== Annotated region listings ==

[Start]

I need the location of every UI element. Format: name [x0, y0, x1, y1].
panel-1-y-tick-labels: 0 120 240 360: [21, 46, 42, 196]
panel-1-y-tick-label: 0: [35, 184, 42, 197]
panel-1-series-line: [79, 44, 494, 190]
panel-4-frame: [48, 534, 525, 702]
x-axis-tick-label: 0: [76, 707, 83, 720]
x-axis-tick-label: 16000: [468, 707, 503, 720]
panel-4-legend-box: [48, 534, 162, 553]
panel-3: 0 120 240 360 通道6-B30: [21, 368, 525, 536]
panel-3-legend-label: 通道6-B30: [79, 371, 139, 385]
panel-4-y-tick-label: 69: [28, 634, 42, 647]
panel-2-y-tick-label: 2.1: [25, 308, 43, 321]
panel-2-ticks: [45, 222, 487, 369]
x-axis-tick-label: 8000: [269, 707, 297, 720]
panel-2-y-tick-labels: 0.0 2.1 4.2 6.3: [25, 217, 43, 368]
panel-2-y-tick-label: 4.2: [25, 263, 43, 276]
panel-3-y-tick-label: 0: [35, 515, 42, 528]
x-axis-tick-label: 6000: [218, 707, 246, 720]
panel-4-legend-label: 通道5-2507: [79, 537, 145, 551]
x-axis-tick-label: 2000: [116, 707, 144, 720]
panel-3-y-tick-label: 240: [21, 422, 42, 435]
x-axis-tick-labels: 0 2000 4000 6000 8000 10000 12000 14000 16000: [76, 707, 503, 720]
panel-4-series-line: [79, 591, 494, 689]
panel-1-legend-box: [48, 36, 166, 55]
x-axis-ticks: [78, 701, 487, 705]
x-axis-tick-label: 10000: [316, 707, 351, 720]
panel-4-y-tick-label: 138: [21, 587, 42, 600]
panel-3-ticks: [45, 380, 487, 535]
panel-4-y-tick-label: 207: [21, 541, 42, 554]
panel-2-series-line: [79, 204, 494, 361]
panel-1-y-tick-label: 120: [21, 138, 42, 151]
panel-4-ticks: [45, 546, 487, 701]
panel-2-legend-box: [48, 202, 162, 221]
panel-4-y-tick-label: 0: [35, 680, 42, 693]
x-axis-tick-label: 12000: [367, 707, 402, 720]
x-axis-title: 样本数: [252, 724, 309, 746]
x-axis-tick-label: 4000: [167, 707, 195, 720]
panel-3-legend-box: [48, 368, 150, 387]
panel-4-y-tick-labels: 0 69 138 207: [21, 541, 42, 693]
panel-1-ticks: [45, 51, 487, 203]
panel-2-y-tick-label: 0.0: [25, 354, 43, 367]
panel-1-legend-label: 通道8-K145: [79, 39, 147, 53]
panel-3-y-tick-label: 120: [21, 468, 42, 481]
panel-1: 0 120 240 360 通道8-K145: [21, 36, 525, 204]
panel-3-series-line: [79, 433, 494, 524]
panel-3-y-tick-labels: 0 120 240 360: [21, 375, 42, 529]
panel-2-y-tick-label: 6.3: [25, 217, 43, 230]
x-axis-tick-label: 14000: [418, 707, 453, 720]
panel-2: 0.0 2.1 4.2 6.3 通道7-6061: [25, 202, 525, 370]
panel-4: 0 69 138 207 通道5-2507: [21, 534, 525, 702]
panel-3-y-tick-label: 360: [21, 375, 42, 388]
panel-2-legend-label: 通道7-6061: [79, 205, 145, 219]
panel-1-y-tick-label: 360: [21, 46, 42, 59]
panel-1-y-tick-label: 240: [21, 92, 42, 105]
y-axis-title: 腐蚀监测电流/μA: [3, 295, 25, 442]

[End]

== WHAT THIS TASK INVOLVES ==
Copy the rows above word for word.

== EXERCISE RESPONSE ==
I need the location of every UI element. Format: name [x0, y0, x1, y1].
panel-1-y-tick-labels: 0 120 240 360: [21, 46, 42, 196]
panel-1-y-tick-label: 0: [35, 184, 42, 197]
panel-1-series-line: [79, 44, 494, 190]
panel-4-frame: [48, 534, 525, 702]
x-axis-tick-label: 0: [76, 707, 83, 720]
x-axis-tick-label: 16000: [468, 707, 503, 720]
panel-4-legend-box: [48, 534, 162, 553]
panel-3: 0 120 240 360 通道6-B30: [21, 368, 525, 536]
panel-3-legend-label: 通道6-B30: [79, 371, 139, 385]
panel-4-y-tick-label: 69: [28, 634, 42, 647]
panel-2-y-tick-label: 2.1: [25, 308, 43, 321]
panel-2-ticks: [45, 222, 487, 369]
x-axis-tick-label: 8000: [269, 707, 297, 720]
panel-2-y-tick-labels: 0.0 2.1 4.2 6.3: [25, 217, 43, 368]
panel-2-y-tick-label: 4.2: [25, 263, 43, 276]
panel-3-y-tick-label: 0: [35, 515, 42, 528]
x-axis-tick-label: 6000: [218, 707, 246, 720]
panel-4-legend-label: 通道5-2507: [79, 537, 145, 551]
x-axis-tick-label: 2000: [116, 707, 144, 720]
panel-3-y-tick-label: 240: [21, 422, 42, 435]
x-axis-tick-labels: 0 2000 4000 6000 8000 10000 12000 14000 16000: [76, 707, 503, 720]
panel-4-series-line: [79, 591, 494, 689]
panel-1-legend-box: [48, 36, 166, 55]
x-axis-ticks: [78, 701, 487, 705]
x-axis-tick-label: 10000: [316, 707, 351, 720]
panel-4-y-tick-label: 138: [21, 587, 42, 600]
panel-3-ticks: [45, 380, 487, 535]
panel-4-y-tick-label: 207: [21, 541, 42, 554]
panel-2-series-line: [79, 204, 494, 361]
panel-1-y-tick-label: 120: [21, 138, 42, 151]
panel-4-ticks: [45, 546, 487, 701]
panel-2-legend-box: [48, 202, 162, 221]
panel-4-y-tick-label: 0: [35, 680, 42, 693]
x-axis-tick-label: 12000: [367, 707, 402, 720]
x-axis-title: 样本数: [252, 724, 309, 746]
x-axis-tick-label: 4000: [167, 707, 195, 720]
panel-3-legend-box: [48, 368, 150, 387]
panel-4-y-tick-labels: 0 69 138 207: [21, 541, 42, 693]
panel-1-ticks: [45, 51, 487, 203]
panel-2-y-tick-label: 0.0: [25, 354, 43, 367]
panel-1-legend-label: 通道8-K145: [79, 39, 147, 53]
panel-3-y-tick-label: 120: [21, 468, 42, 481]
panel-1: 0 120 240 360 通道8-K145: [21, 36, 525, 204]
panel-3-series-line: [79, 433, 494, 524]
panel-3-y-tick-labels: 0 120 240 360: [21, 375, 42, 529]
panel-2-y-tick-label: 6.3: [25, 217, 43, 230]
x-axis-tick-label: 14000: [418, 707, 453, 720]
panel-2: 0.0 2.1 4.2 6.3 通道7-6061: [25, 202, 525, 370]
panel-4: 0 69 138 207 通道5-2507: [21, 534, 525, 702]
panel-3-y-tick-label: 360: [21, 375, 42, 388]
panel-2-legend-label: 通道7-6061: [79, 205, 145, 219]
panel-1-y-tick-label: 360: [21, 46, 42, 59]
panel-1-y-tick-label: 240: [21, 92, 42, 105]
y-axis-title: 腐蚀监测电流/μA: [3, 295, 25, 442]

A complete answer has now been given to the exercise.